═════ Extracted records

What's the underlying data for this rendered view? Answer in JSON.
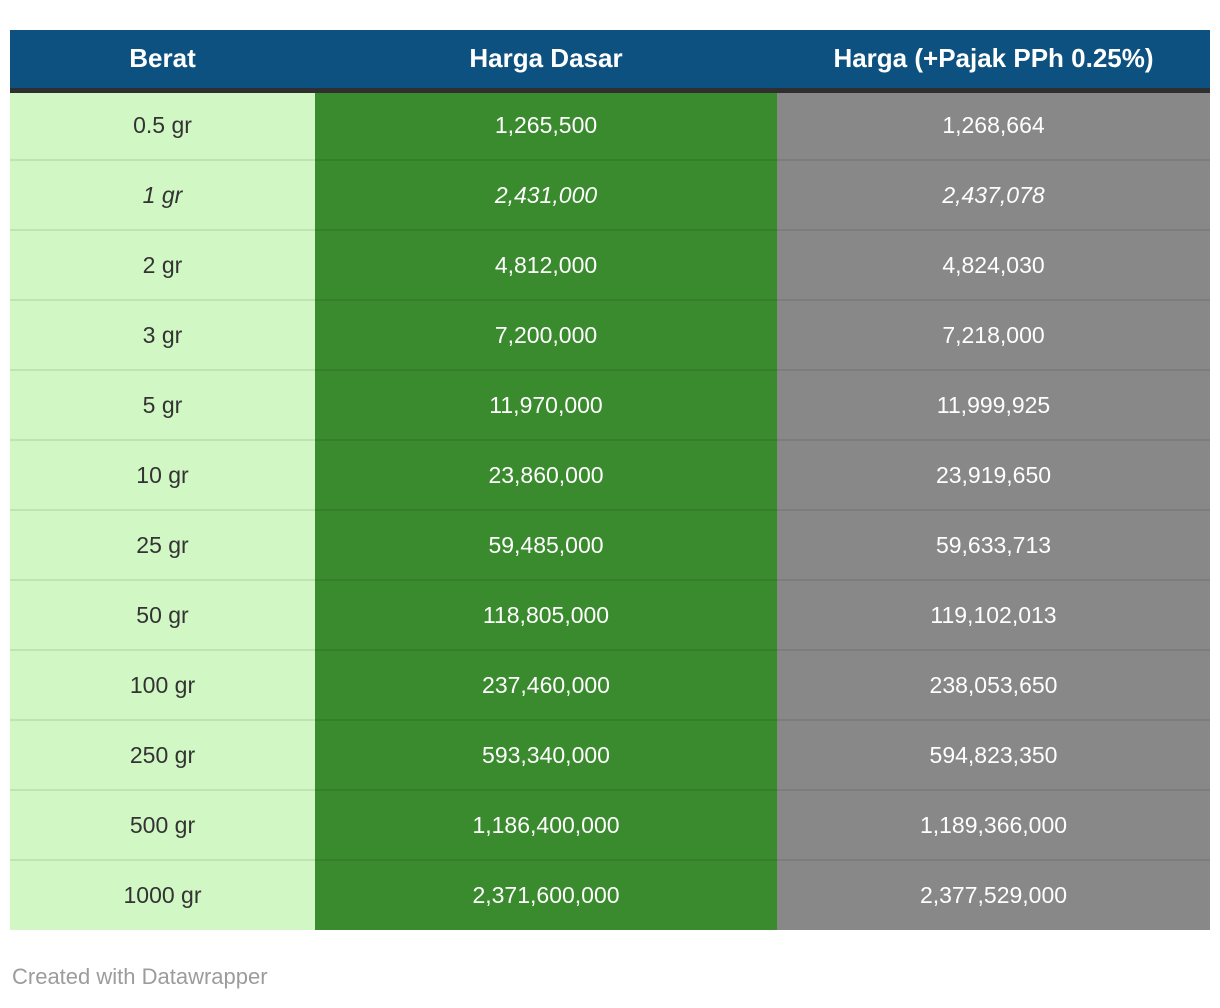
{
  "chart_data": {
    "type": "table",
    "columns": [
      "Berat",
      "Harga Dasar",
      "Harga (+Pajak PPh 0.25%)"
    ],
    "rows": [
      [
        "0.5 gr",
        "1,265,500",
        "1,268,664"
      ],
      [
        "1 gr",
        "2,431,000",
        "2,437,078"
      ],
      [
        "2 gr",
        "4,812,000",
        "4,824,030"
      ],
      [
        "3 gr",
        "7,200,000",
        "7,218,000"
      ],
      [
        "5 gr",
        "11,970,000",
        "11,999,925"
      ],
      [
        "10 gr",
        "23,860,000",
        "23,919,650"
      ],
      [
        "25 gr",
        "59,485,000",
        "59,633,713"
      ],
      [
        "50 gr",
        "118,805,000",
        "119,102,013"
      ],
      [
        "100 gr",
        "237,460,000",
        "238,053,650"
      ],
      [
        "250 gr",
        "593,340,000",
        "594,823,350"
      ],
      [
        "500 gr",
        "1,186,400,000",
        "1,189,366,000"
      ],
      [
        "1000 gr",
        "2,371,600,000",
        "2,377,529,000"
      ]
    ],
    "italic_row_index": 1,
    "layout_hints": {
      "grid": "horizontal row dividers only",
      "alignment": "all cells center-aligned"
    }
  },
  "table": {
    "header": {
      "berat": "Berat",
      "harga_dasar": "Harga Dasar",
      "harga_pajak": "Harga (+Pajak PPh 0.25%)"
    },
    "rows": [
      {
        "berat": "0.5 gr",
        "harga_dasar": "1,265,500",
        "harga_pajak": "1,268,664",
        "italic": false
      },
      {
        "berat": "1 gr",
        "harga_dasar": "2,431,000",
        "harga_pajak": "2,437,078",
        "italic": true
      },
      {
        "berat": "2 gr",
        "harga_dasar": "4,812,000",
        "harga_pajak": "4,824,030",
        "italic": false
      },
      {
        "berat": "3 gr",
        "harga_dasar": "7,200,000",
        "harga_pajak": "7,218,000",
        "italic": false
      },
      {
        "berat": "5 gr",
        "harga_dasar": "11,970,000",
        "harga_pajak": "11,999,925",
        "italic": false
      },
      {
        "berat": "10 gr",
        "harga_dasar": "23,860,000",
        "harga_pajak": "23,919,650",
        "italic": false
      },
      {
        "berat": "25 gr",
        "harga_dasar": "59,485,000",
        "harga_pajak": "59,633,713",
        "italic": false
      },
      {
        "berat": "50 gr",
        "harga_dasar": "118,805,000",
        "harga_pajak": "119,102,013",
        "italic": false
      },
      {
        "berat": "100 gr",
        "harga_dasar": "237,460,000",
        "harga_pajak": "238,053,650",
        "italic": false
      },
      {
        "berat": "250 gr",
        "harga_dasar": "593,340,000",
        "harga_pajak": "594,823,350",
        "italic": false
      },
      {
        "berat": "500 gr",
        "harga_dasar": "1,186,400,000",
        "harga_pajak": "1,189,366,000",
        "italic": false
      },
      {
        "berat": "1000 gr",
        "harga_dasar": "2,371,600,000",
        "harga_pajak": "2,377,529,000",
        "italic": false
      }
    ]
  },
  "footer": {
    "attribution": "Created with Datawrapper"
  },
  "colors": {
    "header_bg": "#0d5180",
    "header_text": "#ffffff",
    "header_border": "#2f2f2f",
    "col_berat_bg": "#d1f7c4",
    "col_berat_text": "#333333",
    "col_dasar_bg": "#3a8a2e",
    "col_pajak_bg": "#888888",
    "value_text_light": "#ffffff",
    "row_divider": "rgba(0,0,0,0.08)",
    "attribution_text": "#9c9c9c",
    "page_bg": "#ffffff"
  }
}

══════════

## Assignment
The material is to be reproduced verbatim, and no picture may appear in the copy.

## Result for this task
What's the underlying data for this rendered view? Answer in JSON.
{
  "chart_data": {
    "type": "table",
    "columns": [
      "Berat",
      "Harga Dasar",
      "Harga (+Pajak PPh 0.25%)"
    ],
    "rows": [
      [
        "0.5 gr",
        "1,265,500",
        "1,268,664"
      ],
      [
        "1 gr",
        "2,431,000",
        "2,437,078"
      ],
      [
        "2 gr",
        "4,812,000",
        "4,824,030"
      ],
      [
        "3 gr",
        "7,200,000",
        "7,218,000"
      ],
      [
        "5 gr",
        "11,970,000",
        "11,999,925"
      ],
      [
        "10 gr",
        "23,860,000",
        "23,919,650"
      ],
      [
        "25 gr",
        "59,485,000",
        "59,633,713"
      ],
      [
        "50 gr",
        "118,805,000",
        "119,102,013"
      ],
      [
        "100 gr",
        "237,460,000",
        "238,053,650"
      ],
      [
        "250 gr",
        "593,340,000",
        "594,823,350"
      ],
      [
        "500 gr",
        "1,186,400,000",
        "1,189,366,000"
      ],
      [
        "1000 gr",
        "2,371,600,000",
        "2,377,529,000"
      ]
    ],
    "italic_row_index": 1,
    "layout_hints": {
      "grid": "horizontal row dividers only",
      "alignment": "all cells center-aligned"
    }
  },
  "table": {
    "header": {
      "berat": "Berat",
      "harga_dasar": "Harga Dasar",
      "harga_pajak": "Harga (+Pajak PPh 0.25%)"
    },
    "rows": [
      {
        "berat": "0.5 gr",
        "harga_dasar": "1,265,500",
        "harga_pajak": "1,268,664",
        "italic": false
      },
      {
        "berat": "1 gr",
        "harga_dasar": "2,431,000",
        "harga_pajak": "2,437,078",
        "italic": true
      },
      {
        "berat": "2 gr",
        "harga_dasar": "4,812,000",
        "harga_pajak": "4,824,030",
        "italic": false
      },
      {
        "berat": "3 gr",
        "harga_dasar": "7,200,000",
        "harga_pajak": "7,218,000",
        "italic": false
      },
      {
        "berat": "5 gr",
        "harga_dasar": "11,970,000",
        "harga_pajak": "11,999,925",
        "italic": false
      },
      {
        "berat": "10 gr",
        "harga_dasar": "23,860,000",
        "harga_pajak": "23,919,650",
        "italic": false
      },
      {
        "berat": "25 gr",
        "harga_dasar": "59,485,000",
        "harga_pajak": "59,633,713",
        "italic": false
      },
      {
        "berat": "50 gr",
        "harga_dasar": "118,805,000",
        "harga_pajak": "119,102,013",
        "italic": false
      },
      {
        "berat": "100 gr",
        "harga_dasar": "237,460,000",
        "harga_pajak": "238,053,650",
        "italic": false
      },
      {
        "berat": "250 gr",
        "harga_dasar": "593,340,000",
        "harga_pajak": "594,823,350",
        "italic": false
      },
      {
        "berat": "500 gr",
        "harga_dasar": "1,186,400,000",
        "harga_pajak": "1,189,366,000",
        "italic": false
      },
      {
        "berat": "1000 gr",
        "harga_dasar": "2,371,600,000",
        "harga_pajak": "2,377,529,000",
        "italic": false
      }
    ]
  },
  "footer": {
    "attribution": "Created with Datawrapper"
  },
  "colors": {
    "header_bg": "#0d5180",
    "header_text": "#ffffff",
    "header_border": "#2f2f2f",
    "col_berat_bg": "#d1f7c4",
    "col_berat_text": "#333333",
    "col_dasar_bg": "#3a8a2e",
    "col_pajak_bg": "#888888",
    "value_text_light": "#ffffff",
    "row_divider": "rgba(0,0,0,0.08)",
    "attribution_text": "#9c9c9c",
    "page_bg": "#ffffff"
  }
}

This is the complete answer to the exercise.